(Records from a dataset)
—————

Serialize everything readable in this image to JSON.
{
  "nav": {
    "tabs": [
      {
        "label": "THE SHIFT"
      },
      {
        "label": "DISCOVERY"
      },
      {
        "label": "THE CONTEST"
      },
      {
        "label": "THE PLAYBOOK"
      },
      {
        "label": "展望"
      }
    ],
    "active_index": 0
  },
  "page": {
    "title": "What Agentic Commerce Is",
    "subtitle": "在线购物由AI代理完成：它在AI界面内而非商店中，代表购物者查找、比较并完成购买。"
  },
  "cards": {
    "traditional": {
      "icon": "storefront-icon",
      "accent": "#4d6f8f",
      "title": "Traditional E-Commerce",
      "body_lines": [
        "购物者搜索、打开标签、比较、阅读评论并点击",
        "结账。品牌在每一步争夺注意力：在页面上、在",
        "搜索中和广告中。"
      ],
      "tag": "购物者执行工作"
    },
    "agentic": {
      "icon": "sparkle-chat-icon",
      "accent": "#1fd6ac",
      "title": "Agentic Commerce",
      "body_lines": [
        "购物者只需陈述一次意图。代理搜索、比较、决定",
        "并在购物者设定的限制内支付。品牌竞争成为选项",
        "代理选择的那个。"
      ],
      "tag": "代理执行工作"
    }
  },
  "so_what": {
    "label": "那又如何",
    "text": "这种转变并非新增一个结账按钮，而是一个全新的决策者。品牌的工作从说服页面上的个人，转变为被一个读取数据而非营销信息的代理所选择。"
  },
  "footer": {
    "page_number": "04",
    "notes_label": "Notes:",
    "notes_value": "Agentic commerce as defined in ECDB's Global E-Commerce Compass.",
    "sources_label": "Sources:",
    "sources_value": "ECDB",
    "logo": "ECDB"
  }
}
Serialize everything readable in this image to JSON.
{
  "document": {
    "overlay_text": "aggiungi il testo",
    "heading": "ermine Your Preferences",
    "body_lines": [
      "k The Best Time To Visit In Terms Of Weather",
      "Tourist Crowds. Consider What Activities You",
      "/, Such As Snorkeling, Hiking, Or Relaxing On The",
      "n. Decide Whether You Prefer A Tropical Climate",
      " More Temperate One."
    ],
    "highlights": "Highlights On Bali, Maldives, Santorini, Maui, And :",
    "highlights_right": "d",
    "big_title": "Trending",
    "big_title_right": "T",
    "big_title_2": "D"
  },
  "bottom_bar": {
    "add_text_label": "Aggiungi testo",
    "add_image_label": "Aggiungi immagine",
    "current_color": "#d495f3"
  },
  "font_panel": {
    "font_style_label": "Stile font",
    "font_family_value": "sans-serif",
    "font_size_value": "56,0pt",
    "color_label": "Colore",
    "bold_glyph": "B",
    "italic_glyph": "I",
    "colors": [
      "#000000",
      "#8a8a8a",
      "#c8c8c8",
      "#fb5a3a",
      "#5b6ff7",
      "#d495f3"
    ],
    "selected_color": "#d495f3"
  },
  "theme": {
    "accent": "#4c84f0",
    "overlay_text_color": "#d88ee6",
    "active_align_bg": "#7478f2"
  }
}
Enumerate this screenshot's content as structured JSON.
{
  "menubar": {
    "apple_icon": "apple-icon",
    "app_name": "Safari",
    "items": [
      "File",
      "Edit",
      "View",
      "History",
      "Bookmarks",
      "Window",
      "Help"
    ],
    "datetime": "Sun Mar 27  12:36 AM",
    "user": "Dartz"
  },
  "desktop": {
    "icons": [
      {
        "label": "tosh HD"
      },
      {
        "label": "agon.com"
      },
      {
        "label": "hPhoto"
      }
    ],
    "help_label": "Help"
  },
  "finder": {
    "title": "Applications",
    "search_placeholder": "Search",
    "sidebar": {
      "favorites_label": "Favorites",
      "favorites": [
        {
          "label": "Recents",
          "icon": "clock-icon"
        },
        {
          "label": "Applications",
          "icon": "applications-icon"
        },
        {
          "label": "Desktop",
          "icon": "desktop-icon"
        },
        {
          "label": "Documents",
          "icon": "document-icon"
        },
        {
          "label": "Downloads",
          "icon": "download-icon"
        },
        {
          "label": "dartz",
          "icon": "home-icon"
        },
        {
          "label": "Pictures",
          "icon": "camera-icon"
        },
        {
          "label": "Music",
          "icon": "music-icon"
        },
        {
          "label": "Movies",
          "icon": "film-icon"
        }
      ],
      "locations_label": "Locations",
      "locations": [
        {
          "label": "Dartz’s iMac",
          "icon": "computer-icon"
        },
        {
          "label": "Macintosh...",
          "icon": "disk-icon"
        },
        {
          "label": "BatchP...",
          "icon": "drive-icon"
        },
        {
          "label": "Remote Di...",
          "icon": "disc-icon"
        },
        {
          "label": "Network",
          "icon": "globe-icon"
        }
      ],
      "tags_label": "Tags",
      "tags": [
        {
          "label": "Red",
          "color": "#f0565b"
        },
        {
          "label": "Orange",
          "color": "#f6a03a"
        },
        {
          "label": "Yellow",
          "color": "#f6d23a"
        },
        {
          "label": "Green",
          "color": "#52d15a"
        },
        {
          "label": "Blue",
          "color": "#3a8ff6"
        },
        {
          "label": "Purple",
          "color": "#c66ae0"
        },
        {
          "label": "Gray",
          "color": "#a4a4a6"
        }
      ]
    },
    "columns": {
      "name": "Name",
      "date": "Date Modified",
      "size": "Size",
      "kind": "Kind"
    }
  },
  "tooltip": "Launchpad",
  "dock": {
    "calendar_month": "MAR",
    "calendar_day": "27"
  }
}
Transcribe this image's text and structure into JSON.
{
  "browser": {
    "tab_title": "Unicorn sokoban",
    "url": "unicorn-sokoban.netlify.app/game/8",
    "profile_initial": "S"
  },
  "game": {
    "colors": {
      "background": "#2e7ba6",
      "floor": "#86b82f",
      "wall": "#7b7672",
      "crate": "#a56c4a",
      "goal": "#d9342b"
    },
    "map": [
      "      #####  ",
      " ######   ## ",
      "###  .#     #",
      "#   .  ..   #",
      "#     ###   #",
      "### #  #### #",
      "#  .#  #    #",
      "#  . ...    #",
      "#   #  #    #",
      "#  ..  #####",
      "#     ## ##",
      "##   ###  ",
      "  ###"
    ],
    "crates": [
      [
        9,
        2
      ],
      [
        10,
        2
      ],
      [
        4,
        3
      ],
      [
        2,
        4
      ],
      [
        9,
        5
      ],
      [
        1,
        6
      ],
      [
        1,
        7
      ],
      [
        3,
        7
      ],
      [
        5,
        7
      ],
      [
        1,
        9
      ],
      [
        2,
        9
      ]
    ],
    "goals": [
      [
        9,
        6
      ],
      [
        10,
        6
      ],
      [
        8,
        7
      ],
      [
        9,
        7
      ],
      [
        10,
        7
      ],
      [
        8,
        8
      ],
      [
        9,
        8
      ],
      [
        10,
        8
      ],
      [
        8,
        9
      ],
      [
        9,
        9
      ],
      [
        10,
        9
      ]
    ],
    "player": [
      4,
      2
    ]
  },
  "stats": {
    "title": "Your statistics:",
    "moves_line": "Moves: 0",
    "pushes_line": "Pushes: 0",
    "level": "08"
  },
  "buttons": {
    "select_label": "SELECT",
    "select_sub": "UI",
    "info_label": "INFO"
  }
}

—————

• Set task
Exactly reproduce the material above.

• Task response
Serialize everything readable in this image to JSON.
{
  "nav": {
    "tabs": [
      {
        "label": "THE SHIFT"
      },
      {
        "label": "DISCOVERY"
      },
      {
        "label": "THE CONTEST"
      },
      {
        "label": "THE PLAYBOOK"
      },
      {
        "label": "展望"
      }
    ],
    "active_index": 0
  },
  "page": {
    "title": "What Agentic Commerce Is",
    "subtitle": "在线购物由AI代理完成：它在AI界面内而非商店中，代表购物者查找、比较并完成购买。"
  },
  "cards": {
    "traditional": {
      "icon": "storefront-icon",
      "accent": "#4d6f8f",
      "title": "Traditional E-Commerce",
      "body_lines": [
        "购物者搜索、打开标签、比较、阅读评论并点击",
        "结账。品牌在每一步争夺注意力：在页面上、在",
        "搜索中和广告中。"
      ],
      "tag": "购物者执行工作"
    },
    "agentic": {
      "icon": "sparkle-chat-icon",
      "accent": "#1fd6ac",
      "title": "Agentic Commerce",
      "body_lines": [
        "购物者只需陈述一次意图。代理搜索、比较、决定",
        "并在购物者设定的限制内支付。品牌竞争成为选项",
        "代理选择的那个。"
      ],
      "tag": "代理执行工作"
    }
  },
  "so_what": {
    "label": "那又如何",
    "text": "这种转变并非新增一个结账按钮，而是一个全新的决策者。品牌的工作从说服页面上的个人，转变为被一个读取数据而非营销信息的代理所选择。"
  },
  "footer": {
    "page_number": "04",
    "notes_label": "Notes:",
    "notes_value": "Agentic commerce as defined in ECDB's Global E-Commerce Compass.",
    "sources_label": "Sources:",
    "sources_value": "ECDB",
    "logo": "ECDB"
  }
}
Serialize everything readable in this image to JSON.
{
  "document": {
    "overlay_text": "aggiungi il testo",
    "heading": "ermine Your Preferences",
    "body_lines": [
      "k The Best Time To Visit In Terms Of Weather",
      "Tourist Crowds. Consider What Activities You",
      "/, Such As Snorkeling, Hiking, Or Relaxing On The",
      "n. Decide Whether You Prefer A Tropical Climate",
      " More Temperate One."
    ],
    "highlights": "Highlights On Bali, Maldives, Santorini, Maui, And :",
    "highlights_right": "d",
    "big_title": "Trending",
    "big_title_right": "T",
    "big_title_2": "D"
  },
  "bottom_bar": {
    "add_text_label": "Aggiungi testo",
    "add_image_label": "Aggiungi immagine",
    "current_color": "#d495f3"
  },
  "font_panel": {
    "font_style_label": "Stile font",
    "font_family_value": "sans-serif",
    "font_size_value": "56,0pt",
    "color_label": "Colore",
    "bold_glyph": "B",
    "italic_glyph": "I",
    "colors": [
      "#000000",
      "#8a8a8a",
      "#c8c8c8",
      "#fb5a3a",
      "#5b6ff7",
      "#d495f3"
    ],
    "selected_color": "#d495f3"
  },
  "theme": {
    "accent": "#4c84f0",
    "overlay_text_color": "#d88ee6",
    "active_align_bg": "#7478f2"
  }
}
Enumerate this screenshot's content as structured JSON.
{
  "menubar": {
    "apple_icon": "apple-icon",
    "app_name": "Safari",
    "items": [
      "File",
      "Edit",
      "View",
      "History",
      "Bookmarks",
      "Window",
      "Help"
    ],
    "datetime": "Sun Mar 27  12:36 AM",
    "user": "Dartz"
  },
  "desktop": {
    "icons": [
      {
        "label": "tosh HD"
      },
      {
        "label": "agon.com"
      },
      {
        "label": "hPhoto"
      }
    ],
    "help_label": "Help"
  },
  "finder": {
    "title": "Applications",
    "search_placeholder": "Search",
    "sidebar": {
      "favorites_label": "Favorites",
      "favorites": [
        {
          "label": "Recents",
          "icon": "clock-icon"
        },
        {
          "label": "Applications",
          "icon": "applications-icon"
        },
        {
          "label": "Desktop",
          "icon": "desktop-icon"
        },
        {
          "label": "Documents",
          "icon": "document-icon"
        },
        {
          "label": "Downloads",
          "icon": "download-icon"
        },
        {
          "label": "dartz",
          "icon": "home-icon"
        },
        {
          "label": "Pictures",
          "icon": "camera-icon"
        },
        {
          "label": "Music",
          "icon": "music-icon"
        },
        {
          "label": "Movies",
          "icon": "film-icon"
        }
      ],
      "locations_label": "Locations",
      "locations": [
        {
          "label": "Dartz’s iMac",
          "icon": "computer-icon"
        },
        {
          "label": "Macintosh...",
          "icon": "disk-icon"
        },
        {
          "label": "BatchP...",
          "icon": "drive-icon"
        },
        {
          "label": "Remote Di...",
          "icon": "disc-icon"
        },
        {
          "label": "Network",
          "icon": "globe-icon"
        }
      ],
      "tags_label": "Tags",
      "tags": [
        {
          "label": "Red",
          "color": "#f0565b"
        },
        {
          "label": "Orange",
          "color": "#f6a03a"
        },
        {
          "label": "Yellow",
          "color": "#f6d23a"
        },
        {
          "label": "Green",
          "color": "#52d15a"
        },
        {
          "label": "Blue",
          "color": "#3a8ff6"
        },
        {
          "label": "Purple",
          "color": "#c66ae0"
        },
        {
          "label": "Gray",
          "color": "#a4a4a6"
        }
      ]
    },
    "columns": {
      "name": "Name",
      "date": "Date Modified",
      "size": "Size",
      "kind": "Kind"
    }
  },
  "tooltip": "Launchpad",
  "dock": {
    "calendar_month": "MAR",
    "calendar_day": "27"
  }
}
Transcribe this image's text and structure into JSON.
{
  "browser": {
    "tab_title": "Unicorn sokoban",
    "url": "unicorn-sokoban.netlify.app/game/8",
    "profile_initial": "S"
  },
  "game": {
    "colors": {
      "background": "#2e7ba6",
      "floor": "#86b82f",
      "wall": "#7b7672",
      "crate": "#a56c4a",
      "goal": "#d9342b"
    },
    "map": [
      "      #####  ",
      " ######   ## ",
      "###  .#     #",
      "#   .  ..   #",
      "#     ###   #",
      "### #  #### #",
      "#  .#  #    #",
      "#  . ...    #",
      "#   #  #    #",
      "#  ..  #####",
      "#     ## ##",
      "##   ###  ",
      "  ###"
    ],
    "crates": [
      [
        9,
        2
      ],
      [
        10,
        2
      ],
      [
        4,
        3
      ],
      [
        2,
        4
      ],
      [
        9,
        5
      ],
      [
        1,
        6
      ],
      [
        1,
        7
      ],
      [
        3,
        7
      ],
      [
        5,
        7
      ],
      [
        1,
        9
      ],
      [
        2,
        9
      ]
    ],
    "goals": [
      [
        9,
        6
      ],
      [
        10,
        6
      ],
      [
        8,
        7
      ],
      [
        9,
        7
      ],
      [
        10,
        7
      ],
      [
        8,
        8
      ],
      [
        9,
        8
      ],
      [
        10,
        8
      ],
      [
        8,
        9
      ],
      [
        9,
        9
      ],
      [
        10,
        9
      ]
    ],
    "player": [
      4,
      2
    ]
  },
  "stats": {
    "title": "Your statistics:",
    "moves_line": "Moves: 0",
    "pushes_line": "Pushes: 0",
    "level": "08"
  },
  "buttons": {
    "select_label": "SELECT",
    "select_sub": "UI",
    "info_label": "INFO"
  }
}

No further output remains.